> INSTRUCTIONS FOR THE TASK
Rewrite the data from its first line through the line containing "- Text: 11%", swapping "Polygon shape" for "Polygon outline" and leaving everything else the same.

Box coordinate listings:
------------------------------------

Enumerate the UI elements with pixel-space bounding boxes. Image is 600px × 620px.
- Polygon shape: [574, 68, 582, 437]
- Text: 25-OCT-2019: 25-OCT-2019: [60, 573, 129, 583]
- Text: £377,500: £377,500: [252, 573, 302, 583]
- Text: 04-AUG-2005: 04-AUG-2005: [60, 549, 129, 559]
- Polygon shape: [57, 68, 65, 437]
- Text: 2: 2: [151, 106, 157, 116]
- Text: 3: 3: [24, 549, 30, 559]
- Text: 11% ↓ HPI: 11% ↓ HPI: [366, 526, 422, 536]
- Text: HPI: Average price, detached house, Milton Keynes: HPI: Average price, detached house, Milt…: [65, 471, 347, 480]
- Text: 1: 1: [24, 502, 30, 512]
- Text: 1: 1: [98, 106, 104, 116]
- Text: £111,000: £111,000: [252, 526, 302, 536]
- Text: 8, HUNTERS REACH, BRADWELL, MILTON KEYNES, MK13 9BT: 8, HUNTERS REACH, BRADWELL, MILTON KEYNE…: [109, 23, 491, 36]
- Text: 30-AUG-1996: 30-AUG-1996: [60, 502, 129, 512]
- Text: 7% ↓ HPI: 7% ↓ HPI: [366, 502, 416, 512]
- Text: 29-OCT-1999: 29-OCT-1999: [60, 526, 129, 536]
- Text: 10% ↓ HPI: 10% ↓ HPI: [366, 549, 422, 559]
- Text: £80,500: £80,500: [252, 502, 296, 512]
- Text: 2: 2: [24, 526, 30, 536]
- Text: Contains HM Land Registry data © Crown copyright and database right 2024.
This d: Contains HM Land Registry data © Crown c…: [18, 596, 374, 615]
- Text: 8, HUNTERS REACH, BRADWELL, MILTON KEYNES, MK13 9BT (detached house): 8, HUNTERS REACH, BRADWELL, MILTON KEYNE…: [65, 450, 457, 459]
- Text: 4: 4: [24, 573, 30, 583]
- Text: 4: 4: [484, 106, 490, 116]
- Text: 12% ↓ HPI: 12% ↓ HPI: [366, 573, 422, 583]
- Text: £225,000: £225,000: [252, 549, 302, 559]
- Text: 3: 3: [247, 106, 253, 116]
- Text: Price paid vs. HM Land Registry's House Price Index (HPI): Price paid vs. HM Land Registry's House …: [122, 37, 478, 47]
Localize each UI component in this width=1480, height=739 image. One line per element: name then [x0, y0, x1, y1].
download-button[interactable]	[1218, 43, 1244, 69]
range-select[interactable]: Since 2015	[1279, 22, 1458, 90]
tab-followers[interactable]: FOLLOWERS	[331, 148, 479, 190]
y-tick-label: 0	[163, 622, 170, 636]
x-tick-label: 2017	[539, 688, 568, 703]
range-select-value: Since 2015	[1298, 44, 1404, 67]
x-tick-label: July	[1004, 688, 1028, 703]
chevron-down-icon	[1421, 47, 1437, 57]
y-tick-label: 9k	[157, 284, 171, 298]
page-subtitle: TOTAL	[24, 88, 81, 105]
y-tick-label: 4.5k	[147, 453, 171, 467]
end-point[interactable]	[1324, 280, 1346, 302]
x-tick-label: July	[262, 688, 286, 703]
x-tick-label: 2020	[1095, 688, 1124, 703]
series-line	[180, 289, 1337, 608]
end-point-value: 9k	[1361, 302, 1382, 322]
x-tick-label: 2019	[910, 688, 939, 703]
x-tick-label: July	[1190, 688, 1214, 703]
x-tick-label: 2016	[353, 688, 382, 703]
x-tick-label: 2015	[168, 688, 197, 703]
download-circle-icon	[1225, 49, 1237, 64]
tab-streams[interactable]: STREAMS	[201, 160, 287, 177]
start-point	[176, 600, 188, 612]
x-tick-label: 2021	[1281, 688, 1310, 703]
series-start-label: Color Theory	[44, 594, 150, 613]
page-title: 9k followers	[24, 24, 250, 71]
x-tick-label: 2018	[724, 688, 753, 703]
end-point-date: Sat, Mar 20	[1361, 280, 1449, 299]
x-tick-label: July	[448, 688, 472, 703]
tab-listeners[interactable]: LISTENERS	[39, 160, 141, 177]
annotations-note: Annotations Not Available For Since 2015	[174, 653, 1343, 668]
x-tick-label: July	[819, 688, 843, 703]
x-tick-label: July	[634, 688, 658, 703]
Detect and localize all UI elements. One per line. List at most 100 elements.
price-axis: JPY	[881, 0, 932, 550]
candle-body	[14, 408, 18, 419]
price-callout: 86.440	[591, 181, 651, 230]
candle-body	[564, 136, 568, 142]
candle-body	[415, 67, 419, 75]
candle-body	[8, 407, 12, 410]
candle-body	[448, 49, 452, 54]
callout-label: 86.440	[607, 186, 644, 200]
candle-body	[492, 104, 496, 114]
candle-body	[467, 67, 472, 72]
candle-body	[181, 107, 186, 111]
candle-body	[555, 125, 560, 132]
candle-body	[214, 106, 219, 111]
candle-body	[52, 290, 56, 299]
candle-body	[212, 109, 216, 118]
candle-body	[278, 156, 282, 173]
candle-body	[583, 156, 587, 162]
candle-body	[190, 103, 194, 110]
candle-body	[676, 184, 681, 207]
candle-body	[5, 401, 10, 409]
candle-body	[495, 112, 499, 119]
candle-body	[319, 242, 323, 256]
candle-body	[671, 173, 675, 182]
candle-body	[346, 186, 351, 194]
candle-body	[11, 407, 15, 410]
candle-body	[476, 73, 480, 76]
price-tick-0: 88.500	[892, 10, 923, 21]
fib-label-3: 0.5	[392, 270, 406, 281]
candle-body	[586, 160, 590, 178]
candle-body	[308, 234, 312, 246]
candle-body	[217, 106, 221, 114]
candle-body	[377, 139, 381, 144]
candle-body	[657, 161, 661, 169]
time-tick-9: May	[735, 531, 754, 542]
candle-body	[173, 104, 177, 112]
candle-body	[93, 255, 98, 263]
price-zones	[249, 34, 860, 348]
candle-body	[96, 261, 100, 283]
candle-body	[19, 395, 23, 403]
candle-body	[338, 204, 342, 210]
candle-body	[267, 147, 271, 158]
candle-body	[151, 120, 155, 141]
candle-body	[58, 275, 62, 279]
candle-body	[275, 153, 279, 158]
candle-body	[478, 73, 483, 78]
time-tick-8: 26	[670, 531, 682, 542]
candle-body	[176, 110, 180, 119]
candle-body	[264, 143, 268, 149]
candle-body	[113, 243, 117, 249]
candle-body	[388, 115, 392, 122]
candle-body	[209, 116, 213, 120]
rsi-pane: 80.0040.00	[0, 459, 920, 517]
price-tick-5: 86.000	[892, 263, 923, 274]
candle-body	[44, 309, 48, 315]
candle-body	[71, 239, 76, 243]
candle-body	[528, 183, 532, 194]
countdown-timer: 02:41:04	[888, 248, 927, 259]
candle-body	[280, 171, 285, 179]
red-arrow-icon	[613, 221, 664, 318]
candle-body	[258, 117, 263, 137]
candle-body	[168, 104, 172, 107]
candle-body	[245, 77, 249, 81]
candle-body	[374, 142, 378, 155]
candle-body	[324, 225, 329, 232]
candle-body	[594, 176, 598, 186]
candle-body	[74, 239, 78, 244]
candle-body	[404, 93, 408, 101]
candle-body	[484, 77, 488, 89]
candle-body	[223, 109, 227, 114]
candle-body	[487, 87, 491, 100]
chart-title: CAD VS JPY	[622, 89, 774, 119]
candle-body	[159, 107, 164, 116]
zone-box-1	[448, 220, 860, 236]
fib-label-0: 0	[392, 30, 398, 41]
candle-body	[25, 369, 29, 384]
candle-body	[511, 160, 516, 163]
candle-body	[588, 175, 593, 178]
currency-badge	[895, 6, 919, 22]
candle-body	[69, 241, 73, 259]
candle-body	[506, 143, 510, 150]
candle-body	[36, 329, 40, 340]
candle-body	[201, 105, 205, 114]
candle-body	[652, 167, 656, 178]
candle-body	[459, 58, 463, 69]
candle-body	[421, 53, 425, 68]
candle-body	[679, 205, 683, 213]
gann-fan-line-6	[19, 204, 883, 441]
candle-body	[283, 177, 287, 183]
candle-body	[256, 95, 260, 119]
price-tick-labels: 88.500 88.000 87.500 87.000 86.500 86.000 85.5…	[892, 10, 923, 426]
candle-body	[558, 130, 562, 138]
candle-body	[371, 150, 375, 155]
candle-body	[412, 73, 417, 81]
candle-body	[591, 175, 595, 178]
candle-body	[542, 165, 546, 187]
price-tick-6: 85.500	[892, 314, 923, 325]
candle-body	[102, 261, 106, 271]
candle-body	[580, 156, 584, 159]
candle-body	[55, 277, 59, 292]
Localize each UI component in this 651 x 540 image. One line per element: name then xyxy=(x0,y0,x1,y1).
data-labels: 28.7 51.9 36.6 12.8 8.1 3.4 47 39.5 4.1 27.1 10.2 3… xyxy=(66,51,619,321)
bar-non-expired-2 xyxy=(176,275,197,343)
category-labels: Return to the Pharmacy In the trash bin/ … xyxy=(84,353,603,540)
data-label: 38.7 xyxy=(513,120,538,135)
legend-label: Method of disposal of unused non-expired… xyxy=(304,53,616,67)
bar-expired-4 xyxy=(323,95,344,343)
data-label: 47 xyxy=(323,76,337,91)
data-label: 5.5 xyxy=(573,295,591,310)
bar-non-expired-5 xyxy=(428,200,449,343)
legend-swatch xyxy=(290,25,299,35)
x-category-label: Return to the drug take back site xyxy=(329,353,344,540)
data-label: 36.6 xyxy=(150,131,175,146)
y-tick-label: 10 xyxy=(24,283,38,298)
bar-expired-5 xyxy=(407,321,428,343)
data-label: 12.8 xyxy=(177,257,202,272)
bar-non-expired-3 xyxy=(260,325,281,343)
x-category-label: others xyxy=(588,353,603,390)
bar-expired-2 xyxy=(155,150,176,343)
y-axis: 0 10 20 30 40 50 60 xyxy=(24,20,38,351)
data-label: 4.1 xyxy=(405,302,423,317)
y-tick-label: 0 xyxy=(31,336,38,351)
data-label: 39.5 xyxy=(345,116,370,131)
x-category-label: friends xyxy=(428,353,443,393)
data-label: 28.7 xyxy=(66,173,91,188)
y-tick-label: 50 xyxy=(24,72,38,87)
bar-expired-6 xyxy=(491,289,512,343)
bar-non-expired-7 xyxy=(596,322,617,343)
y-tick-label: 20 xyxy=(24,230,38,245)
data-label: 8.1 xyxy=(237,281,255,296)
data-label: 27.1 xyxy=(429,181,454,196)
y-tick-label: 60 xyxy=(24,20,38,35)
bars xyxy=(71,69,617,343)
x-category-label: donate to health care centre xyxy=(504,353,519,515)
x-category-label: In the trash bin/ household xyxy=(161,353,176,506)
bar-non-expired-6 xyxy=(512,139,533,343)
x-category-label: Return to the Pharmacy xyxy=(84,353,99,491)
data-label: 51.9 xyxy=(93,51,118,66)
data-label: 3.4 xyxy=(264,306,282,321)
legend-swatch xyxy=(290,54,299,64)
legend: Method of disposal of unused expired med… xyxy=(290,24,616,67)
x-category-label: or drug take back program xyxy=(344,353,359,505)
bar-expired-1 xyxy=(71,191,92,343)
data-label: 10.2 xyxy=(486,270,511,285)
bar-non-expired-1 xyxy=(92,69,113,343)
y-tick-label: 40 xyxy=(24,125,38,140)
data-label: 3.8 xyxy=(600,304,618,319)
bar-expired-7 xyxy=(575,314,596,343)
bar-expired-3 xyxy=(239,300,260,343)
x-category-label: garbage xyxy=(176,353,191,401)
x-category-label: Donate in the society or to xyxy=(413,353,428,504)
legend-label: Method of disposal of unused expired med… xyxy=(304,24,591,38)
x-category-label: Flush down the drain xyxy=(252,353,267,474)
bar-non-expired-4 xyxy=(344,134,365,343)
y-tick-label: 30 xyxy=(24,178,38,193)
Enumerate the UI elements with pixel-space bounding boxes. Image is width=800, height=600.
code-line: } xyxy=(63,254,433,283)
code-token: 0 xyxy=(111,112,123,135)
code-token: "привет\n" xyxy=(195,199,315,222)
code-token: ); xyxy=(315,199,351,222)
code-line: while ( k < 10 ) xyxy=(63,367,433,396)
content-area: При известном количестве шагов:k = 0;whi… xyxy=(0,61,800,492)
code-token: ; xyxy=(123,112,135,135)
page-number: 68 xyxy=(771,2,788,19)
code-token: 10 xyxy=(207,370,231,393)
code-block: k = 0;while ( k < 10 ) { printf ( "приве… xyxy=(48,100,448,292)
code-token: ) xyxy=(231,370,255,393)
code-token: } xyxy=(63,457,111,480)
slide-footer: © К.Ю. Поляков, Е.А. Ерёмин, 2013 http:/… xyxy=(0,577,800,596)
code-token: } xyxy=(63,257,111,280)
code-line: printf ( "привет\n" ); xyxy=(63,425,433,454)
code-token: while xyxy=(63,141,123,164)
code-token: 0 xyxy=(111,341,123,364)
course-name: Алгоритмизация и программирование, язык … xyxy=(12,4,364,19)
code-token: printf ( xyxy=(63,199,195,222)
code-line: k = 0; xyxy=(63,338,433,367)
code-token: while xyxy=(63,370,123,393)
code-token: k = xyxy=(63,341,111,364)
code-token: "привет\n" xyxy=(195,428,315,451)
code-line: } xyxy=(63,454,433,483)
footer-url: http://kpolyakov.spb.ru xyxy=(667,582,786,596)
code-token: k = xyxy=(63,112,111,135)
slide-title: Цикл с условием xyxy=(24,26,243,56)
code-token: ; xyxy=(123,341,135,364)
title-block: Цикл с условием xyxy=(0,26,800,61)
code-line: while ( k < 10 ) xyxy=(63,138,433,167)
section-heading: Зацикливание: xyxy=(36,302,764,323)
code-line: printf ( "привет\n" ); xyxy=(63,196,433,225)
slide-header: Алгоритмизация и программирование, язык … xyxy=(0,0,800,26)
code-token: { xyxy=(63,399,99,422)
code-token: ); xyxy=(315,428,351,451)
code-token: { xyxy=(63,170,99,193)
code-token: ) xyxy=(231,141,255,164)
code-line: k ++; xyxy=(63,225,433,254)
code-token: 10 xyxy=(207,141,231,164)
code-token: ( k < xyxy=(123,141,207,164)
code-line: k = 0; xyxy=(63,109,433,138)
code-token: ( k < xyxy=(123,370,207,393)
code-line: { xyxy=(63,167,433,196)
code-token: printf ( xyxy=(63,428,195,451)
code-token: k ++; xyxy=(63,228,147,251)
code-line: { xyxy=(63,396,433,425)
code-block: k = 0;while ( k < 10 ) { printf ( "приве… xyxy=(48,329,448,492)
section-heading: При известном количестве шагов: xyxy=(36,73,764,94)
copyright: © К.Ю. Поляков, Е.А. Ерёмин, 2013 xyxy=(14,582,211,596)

------------------------------------

> WORKED ANSWER
Enumerate the UI elements with pixel-space bounding boxes. Image is 600px × 620px.
- Polygon outline: [574, 68, 582, 437]
- Text: 25-OCT-2019: 25-OCT-2019: [60, 573, 129, 583]
- Text: £377,500: £377,500: [252, 573, 302, 583]
- Text: 04-AUG-2005: 04-AUG-2005: [60, 549, 129, 559]
- Polygon outline: [57, 68, 65, 437]
- Text: 2: 2: [151, 106, 157, 116]
- Text: 3: 3: [24, 549, 30, 559]
- Text: 11% ↓ HPI: 11% ↓ HPI: [366, 526, 422, 536]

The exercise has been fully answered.